Records supplied
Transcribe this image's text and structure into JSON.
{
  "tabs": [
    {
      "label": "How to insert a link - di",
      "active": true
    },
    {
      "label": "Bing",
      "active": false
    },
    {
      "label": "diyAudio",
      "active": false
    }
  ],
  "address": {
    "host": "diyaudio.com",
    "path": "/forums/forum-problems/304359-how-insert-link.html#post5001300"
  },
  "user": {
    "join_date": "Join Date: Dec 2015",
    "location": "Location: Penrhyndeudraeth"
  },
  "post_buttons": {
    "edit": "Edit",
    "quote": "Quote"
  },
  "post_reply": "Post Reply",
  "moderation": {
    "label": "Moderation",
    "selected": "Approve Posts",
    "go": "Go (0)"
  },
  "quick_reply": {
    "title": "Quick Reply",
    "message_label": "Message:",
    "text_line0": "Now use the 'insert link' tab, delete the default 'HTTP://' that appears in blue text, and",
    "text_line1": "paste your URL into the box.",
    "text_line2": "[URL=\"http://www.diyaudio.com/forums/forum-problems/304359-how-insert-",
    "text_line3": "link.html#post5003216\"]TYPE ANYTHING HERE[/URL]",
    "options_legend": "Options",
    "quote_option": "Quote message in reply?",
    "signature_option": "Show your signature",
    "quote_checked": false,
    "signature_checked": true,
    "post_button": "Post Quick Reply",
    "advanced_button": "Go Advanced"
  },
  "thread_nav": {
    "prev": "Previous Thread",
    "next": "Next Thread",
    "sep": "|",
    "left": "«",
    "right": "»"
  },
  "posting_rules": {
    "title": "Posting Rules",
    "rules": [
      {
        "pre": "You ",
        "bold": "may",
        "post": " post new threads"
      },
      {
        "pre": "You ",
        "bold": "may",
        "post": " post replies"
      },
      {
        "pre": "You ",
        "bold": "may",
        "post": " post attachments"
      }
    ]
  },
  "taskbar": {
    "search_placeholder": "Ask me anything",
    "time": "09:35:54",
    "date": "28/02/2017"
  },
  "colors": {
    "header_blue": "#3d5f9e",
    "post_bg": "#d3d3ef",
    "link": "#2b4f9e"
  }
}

Problem
Transcribe all lines as written.

Response
Transcribe this image's text and structure into JSON.
{
  "tabs": [
    {
      "label": "How to insert a link - di",
      "active": true
    },
    {
      "label": "Bing",
      "active": false
    },
    {
      "label": "diyAudio",
      "active": false
    }
  ],
  "address": {
    "host": "diyaudio.com",
    "path": "/forums/forum-problems/304359-how-insert-link.html#post5001300"
  },
  "user": {
    "join_date": "Join Date: Dec 2015",
    "location": "Location: Penrhyndeudraeth"
  },
  "post_buttons": {
    "edit": "Edit",
    "quote": "Quote"
  },
  "post_reply": "Post Reply",
  "moderation": {
    "label": "Moderation",
    "selected": "Approve Posts",
    "go": "Go (0)"
  },
  "quick_reply": {
    "title": "Quick Reply",
    "message_label": "Message:",
    "text_line0": "Now use the 'insert link' tab, delete the default 'HTTP://' that appears in blue text, and",
    "text_line1": "paste your URL into the box.",
    "text_line2": "[URL=\"http://www.diyaudio.com/forums/forum-problems/304359-how-insert-",
    "text_line3": "link.html#post5003216\"]TYPE ANYTHING HERE[/URL]",
    "options_legend": "Options",
    "quote_option": "Quote message in reply?",
    "signature_option": "Show your signature",
    "quote_checked": false,
    "signature_checked": true,
    "post_button": "Post Quick Reply",
    "advanced_button": "Go Advanced"
  },
  "thread_nav": {
    "prev": "Previous Thread",
    "next": "Next Thread",
    "sep": "|",
    "left": "«",
    "right": "»"
  },
  "posting_rules": {
    "title": "Posting Rules",
    "rules": [
      {
        "pre": "You ",
        "bold": "may",
        "post": " post new threads"
      },
      {
        "pre": "You ",
        "bold": "may",
        "post": " post replies"
      },
      {
        "pre": "You ",
        "bold": "may",
        "post": " post attachments"
      }
    ]
  },
  "taskbar": {
    "search_placeholder": "Ask me anything",
    "time": "09:35:54",
    "date": "28/02/2017"
  },
  "colors": {
    "header_blue": "#3d5f9e",
    "post_bg": "#d3d3ef",
    "link": "#2b4f9e"
  }
}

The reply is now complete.